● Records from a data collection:
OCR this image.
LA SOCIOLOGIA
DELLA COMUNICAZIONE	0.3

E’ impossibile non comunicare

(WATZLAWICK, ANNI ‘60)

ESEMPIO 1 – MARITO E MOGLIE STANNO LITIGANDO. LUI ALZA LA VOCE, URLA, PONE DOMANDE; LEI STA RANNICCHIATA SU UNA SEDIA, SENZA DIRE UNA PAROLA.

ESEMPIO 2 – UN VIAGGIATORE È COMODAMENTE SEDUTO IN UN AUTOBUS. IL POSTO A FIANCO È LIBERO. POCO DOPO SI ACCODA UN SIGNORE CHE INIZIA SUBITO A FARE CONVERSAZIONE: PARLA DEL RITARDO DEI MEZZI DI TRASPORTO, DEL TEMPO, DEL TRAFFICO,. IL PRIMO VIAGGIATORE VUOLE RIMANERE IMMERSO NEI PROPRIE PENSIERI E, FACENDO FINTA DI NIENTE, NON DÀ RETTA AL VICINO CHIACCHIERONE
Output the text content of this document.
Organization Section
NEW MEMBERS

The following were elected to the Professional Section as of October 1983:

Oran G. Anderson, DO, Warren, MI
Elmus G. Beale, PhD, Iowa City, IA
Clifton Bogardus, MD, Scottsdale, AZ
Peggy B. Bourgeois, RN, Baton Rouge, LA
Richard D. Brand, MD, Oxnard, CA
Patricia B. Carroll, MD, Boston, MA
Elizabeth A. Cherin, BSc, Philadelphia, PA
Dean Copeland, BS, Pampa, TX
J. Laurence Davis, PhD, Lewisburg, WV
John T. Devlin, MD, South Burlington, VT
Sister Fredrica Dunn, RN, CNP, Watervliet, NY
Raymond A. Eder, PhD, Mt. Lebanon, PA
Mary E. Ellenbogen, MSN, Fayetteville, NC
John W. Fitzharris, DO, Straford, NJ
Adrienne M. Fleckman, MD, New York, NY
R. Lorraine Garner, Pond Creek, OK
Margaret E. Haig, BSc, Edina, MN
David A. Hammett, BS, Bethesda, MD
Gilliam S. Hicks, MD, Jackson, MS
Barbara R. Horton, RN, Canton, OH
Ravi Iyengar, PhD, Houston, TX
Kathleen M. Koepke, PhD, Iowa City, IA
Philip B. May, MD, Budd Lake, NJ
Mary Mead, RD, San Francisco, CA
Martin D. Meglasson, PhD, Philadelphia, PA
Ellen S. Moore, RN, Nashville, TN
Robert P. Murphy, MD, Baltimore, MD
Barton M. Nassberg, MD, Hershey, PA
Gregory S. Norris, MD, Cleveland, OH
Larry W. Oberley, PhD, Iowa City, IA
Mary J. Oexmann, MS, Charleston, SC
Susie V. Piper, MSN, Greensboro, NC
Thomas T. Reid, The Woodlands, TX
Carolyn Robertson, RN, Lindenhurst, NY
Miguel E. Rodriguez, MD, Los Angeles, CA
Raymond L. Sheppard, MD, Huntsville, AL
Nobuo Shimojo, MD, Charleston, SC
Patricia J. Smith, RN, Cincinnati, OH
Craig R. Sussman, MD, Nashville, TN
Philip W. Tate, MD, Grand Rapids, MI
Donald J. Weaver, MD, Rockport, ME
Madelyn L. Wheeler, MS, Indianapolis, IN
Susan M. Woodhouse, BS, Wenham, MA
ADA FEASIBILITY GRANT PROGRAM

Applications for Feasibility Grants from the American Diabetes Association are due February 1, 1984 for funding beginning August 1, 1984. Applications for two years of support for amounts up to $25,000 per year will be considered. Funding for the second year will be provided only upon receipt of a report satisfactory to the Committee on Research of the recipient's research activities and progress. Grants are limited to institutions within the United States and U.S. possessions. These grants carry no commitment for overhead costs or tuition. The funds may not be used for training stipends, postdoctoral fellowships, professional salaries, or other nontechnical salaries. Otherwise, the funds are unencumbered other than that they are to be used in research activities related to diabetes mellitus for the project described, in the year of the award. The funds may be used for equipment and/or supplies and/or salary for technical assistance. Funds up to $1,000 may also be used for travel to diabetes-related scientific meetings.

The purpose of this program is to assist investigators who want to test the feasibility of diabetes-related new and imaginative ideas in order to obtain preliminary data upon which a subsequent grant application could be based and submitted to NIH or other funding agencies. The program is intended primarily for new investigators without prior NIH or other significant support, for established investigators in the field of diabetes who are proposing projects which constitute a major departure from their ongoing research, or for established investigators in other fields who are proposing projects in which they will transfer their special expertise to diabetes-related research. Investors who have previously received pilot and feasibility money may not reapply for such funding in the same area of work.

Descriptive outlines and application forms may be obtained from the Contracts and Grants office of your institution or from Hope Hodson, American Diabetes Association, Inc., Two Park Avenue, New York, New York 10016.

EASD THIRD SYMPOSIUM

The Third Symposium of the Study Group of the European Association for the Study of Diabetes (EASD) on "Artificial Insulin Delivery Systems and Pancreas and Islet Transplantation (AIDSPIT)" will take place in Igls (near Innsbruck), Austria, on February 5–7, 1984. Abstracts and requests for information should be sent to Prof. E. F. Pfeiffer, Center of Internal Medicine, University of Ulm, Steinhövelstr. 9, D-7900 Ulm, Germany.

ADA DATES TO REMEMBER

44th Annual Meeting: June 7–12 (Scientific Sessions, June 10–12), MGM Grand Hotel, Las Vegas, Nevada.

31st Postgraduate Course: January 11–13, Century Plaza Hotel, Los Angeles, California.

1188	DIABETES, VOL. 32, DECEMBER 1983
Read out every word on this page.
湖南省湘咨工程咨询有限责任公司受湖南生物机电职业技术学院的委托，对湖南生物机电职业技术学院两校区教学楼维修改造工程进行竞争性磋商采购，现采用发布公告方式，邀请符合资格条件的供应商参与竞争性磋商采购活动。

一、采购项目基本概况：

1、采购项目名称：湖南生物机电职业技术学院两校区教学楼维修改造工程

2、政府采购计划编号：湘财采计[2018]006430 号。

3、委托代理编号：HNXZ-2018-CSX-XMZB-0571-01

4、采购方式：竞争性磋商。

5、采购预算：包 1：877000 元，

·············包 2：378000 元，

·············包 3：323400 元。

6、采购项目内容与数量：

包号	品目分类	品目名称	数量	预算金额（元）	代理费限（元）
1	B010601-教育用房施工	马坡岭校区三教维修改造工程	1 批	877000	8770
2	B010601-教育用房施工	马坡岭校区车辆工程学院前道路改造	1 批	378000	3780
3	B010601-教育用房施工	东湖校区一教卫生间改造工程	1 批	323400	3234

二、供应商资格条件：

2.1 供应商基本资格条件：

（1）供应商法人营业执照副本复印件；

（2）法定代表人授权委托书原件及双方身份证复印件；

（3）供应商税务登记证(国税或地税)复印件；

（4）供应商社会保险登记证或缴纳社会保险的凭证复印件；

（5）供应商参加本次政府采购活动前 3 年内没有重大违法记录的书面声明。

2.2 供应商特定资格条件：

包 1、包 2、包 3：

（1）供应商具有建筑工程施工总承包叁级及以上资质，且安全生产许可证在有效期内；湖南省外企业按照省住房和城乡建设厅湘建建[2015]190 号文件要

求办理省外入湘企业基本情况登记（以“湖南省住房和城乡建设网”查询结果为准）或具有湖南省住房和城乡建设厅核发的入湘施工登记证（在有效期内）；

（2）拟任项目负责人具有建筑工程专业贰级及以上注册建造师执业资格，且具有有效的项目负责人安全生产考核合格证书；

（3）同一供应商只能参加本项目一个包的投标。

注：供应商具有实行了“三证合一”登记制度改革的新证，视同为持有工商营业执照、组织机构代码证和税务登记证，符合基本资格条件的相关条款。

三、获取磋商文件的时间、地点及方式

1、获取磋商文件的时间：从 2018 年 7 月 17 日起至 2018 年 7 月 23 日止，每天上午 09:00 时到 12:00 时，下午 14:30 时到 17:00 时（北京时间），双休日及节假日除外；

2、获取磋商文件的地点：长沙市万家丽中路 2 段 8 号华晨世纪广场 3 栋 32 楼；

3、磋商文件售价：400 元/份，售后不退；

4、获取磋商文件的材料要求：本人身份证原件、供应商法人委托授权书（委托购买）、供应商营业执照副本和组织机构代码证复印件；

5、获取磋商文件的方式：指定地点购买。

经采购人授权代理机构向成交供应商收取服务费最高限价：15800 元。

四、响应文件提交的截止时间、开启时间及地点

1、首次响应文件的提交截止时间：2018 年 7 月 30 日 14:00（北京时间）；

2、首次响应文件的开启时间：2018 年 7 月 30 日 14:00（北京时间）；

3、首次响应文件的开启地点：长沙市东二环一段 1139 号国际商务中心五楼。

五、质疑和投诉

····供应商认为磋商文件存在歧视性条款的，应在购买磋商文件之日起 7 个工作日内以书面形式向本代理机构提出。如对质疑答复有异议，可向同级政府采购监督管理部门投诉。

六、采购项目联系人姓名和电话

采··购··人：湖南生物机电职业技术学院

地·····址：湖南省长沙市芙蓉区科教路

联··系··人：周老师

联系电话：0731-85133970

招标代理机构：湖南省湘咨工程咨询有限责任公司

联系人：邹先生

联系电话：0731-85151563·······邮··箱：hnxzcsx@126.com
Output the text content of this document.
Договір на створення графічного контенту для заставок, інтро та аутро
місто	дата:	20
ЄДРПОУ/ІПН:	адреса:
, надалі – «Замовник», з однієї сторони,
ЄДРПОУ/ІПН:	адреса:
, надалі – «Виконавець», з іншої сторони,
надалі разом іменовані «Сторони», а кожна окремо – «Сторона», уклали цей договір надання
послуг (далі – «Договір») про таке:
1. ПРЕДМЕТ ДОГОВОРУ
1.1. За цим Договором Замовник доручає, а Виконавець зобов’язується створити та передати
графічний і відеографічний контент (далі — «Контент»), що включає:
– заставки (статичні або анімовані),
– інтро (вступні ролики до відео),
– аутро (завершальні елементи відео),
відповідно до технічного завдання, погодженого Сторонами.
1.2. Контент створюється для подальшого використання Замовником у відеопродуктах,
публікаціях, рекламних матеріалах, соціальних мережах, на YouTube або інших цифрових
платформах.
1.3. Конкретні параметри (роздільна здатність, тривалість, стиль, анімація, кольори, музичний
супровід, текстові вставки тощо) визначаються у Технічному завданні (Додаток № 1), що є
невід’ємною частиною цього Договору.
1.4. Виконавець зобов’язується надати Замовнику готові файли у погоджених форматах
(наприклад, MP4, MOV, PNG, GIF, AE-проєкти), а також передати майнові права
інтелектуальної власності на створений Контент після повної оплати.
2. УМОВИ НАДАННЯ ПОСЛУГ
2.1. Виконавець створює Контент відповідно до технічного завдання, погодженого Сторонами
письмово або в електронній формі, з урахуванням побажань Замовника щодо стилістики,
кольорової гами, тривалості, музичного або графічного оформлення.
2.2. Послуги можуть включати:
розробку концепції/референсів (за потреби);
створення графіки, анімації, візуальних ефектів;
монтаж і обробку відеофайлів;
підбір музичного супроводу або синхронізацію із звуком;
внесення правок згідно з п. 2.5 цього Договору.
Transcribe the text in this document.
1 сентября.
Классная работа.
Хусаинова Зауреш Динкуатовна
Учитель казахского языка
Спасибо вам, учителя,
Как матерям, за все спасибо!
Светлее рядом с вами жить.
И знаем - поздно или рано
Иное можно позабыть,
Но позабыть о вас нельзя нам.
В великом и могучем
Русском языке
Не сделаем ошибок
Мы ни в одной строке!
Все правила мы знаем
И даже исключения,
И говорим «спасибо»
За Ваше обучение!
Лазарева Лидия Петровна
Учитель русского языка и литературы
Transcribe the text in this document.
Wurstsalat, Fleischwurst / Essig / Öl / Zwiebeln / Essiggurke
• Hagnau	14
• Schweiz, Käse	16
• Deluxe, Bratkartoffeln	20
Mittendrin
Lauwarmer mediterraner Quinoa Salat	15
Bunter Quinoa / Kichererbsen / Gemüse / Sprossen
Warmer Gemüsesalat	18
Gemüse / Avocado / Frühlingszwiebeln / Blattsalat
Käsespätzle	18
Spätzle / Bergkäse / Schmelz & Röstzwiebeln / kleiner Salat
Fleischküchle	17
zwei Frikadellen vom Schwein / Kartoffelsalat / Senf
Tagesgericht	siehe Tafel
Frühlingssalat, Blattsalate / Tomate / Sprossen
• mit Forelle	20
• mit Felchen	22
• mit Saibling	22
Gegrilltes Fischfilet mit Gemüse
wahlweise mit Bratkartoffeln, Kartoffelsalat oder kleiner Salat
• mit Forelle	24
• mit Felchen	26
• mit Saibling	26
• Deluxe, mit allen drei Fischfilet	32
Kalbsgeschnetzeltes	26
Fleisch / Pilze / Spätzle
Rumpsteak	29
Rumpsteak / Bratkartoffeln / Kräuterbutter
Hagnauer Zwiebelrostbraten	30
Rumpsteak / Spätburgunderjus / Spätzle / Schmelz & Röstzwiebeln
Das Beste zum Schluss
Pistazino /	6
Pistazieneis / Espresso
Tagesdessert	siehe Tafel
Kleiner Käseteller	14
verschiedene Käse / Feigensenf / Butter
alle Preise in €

● STATED EXERCISE: Of the lines above, how many contain the word "Sprossen"? Provide the number and nothing else.

● RESULT OF THIS TASK: 2